_STORED DATA:_
<<<<
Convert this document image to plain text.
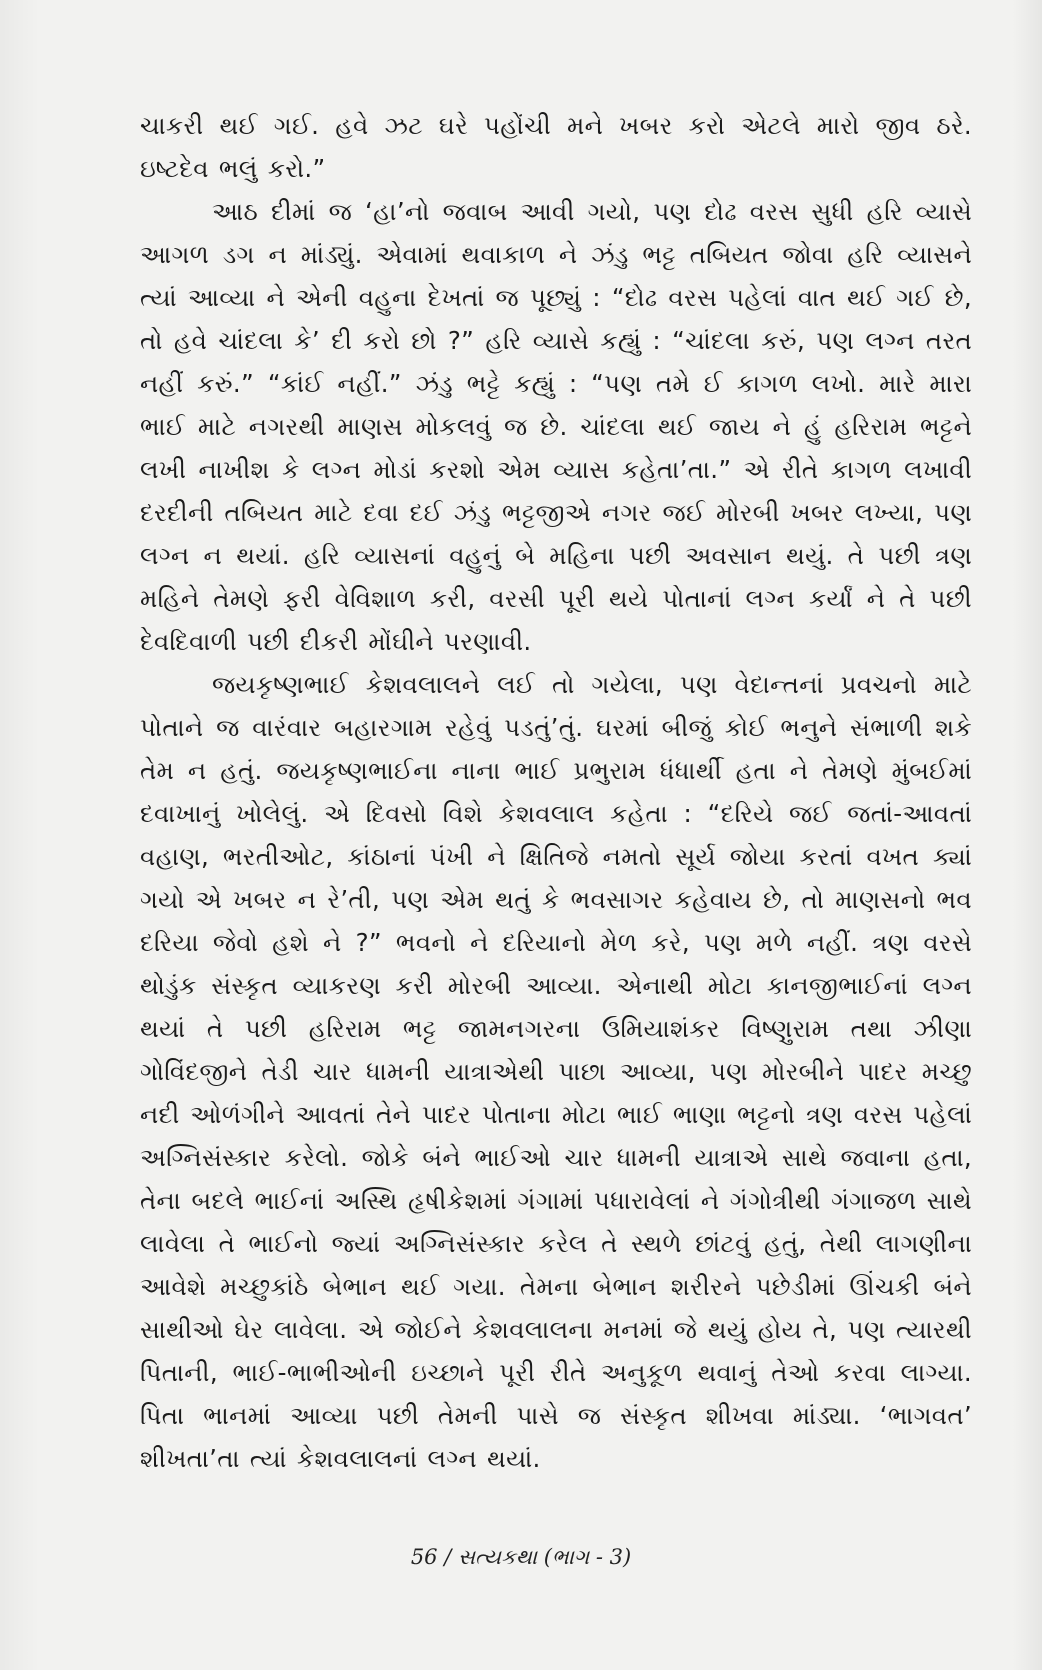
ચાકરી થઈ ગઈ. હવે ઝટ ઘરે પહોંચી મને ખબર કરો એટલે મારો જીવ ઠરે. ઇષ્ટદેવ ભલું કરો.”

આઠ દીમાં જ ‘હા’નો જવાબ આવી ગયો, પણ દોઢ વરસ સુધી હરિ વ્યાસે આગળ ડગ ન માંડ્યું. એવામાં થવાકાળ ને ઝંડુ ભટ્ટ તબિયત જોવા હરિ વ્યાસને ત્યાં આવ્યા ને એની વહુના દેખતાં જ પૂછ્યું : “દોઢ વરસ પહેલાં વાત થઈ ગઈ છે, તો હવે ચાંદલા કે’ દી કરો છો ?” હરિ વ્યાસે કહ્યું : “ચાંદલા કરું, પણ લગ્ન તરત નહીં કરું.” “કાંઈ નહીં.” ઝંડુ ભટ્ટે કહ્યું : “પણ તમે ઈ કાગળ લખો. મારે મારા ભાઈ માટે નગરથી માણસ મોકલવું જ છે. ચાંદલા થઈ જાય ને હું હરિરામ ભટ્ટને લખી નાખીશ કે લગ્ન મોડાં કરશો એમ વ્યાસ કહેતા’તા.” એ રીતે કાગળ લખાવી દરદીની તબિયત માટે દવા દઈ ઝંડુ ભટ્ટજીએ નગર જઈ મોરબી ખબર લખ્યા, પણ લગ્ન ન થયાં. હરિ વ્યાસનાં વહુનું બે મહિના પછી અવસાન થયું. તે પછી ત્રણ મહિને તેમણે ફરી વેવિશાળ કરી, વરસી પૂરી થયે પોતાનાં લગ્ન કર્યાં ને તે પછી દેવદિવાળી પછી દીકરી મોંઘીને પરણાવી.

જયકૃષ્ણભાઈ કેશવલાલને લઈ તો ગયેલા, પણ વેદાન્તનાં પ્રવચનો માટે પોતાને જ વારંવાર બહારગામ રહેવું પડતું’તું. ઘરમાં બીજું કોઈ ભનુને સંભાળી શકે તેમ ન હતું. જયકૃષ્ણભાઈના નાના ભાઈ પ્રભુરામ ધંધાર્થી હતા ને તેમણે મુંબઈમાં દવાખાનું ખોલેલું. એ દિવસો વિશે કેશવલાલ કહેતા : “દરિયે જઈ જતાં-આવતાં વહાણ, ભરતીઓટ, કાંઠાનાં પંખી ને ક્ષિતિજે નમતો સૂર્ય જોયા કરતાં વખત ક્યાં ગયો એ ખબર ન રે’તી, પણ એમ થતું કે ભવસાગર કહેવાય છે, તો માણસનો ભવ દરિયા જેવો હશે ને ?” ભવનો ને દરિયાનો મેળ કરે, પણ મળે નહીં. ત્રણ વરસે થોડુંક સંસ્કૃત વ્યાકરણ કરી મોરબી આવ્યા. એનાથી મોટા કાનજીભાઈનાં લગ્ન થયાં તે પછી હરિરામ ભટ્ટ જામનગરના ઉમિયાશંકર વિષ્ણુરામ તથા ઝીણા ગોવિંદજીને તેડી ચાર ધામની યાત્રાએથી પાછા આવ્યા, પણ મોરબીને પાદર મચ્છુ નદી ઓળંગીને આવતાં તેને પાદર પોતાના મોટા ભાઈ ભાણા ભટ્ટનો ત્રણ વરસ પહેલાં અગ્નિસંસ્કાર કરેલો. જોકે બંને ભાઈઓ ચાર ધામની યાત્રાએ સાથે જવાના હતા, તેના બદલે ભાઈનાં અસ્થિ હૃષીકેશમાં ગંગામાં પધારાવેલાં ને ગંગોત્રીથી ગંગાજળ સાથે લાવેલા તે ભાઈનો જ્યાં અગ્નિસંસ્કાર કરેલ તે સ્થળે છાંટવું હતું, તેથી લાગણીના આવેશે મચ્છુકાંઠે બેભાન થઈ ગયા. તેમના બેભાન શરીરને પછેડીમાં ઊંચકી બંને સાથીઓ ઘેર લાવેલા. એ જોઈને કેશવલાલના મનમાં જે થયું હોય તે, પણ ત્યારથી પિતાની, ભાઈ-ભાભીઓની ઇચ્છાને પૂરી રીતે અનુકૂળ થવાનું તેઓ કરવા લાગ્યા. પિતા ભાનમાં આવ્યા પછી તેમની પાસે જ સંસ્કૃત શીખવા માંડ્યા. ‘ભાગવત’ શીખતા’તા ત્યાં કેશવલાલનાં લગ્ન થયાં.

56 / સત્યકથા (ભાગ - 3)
>>>>
<<<<
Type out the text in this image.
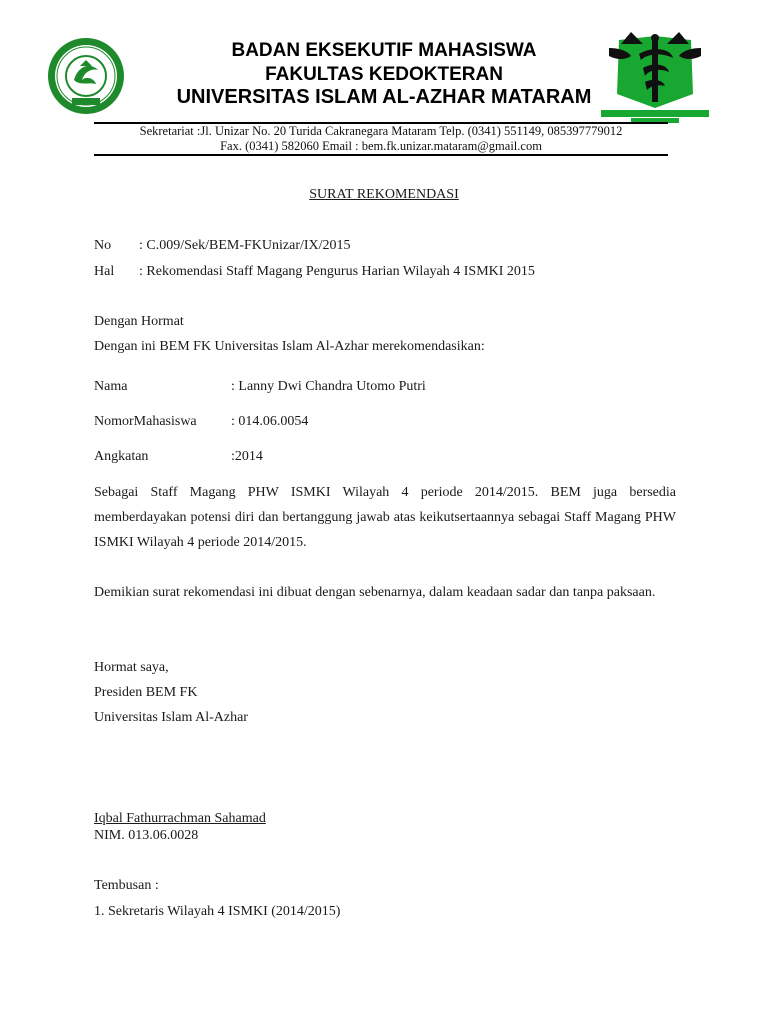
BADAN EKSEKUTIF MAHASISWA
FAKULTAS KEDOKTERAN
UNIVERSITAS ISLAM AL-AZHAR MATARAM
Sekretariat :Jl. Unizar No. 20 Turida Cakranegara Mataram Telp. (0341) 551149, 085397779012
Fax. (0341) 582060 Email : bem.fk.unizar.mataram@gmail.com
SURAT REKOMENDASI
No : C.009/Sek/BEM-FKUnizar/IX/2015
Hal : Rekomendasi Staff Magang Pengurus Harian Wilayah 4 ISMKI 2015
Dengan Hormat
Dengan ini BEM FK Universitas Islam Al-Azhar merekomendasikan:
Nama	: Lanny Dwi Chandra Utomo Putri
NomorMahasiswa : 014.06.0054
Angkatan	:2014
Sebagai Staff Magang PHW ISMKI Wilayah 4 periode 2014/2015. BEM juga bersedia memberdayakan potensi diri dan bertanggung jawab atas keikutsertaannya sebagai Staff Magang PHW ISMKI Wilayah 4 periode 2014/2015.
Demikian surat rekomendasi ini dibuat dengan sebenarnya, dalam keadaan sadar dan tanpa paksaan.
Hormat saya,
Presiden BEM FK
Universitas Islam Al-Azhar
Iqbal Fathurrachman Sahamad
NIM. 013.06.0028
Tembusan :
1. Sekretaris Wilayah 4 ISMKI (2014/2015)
>>>>
_REQUIREMENTS:_ Pick out lines containing the word "text", each one as written.

_TASK RESULT:_
Convert this document image to plain text.
Type out the text in this image.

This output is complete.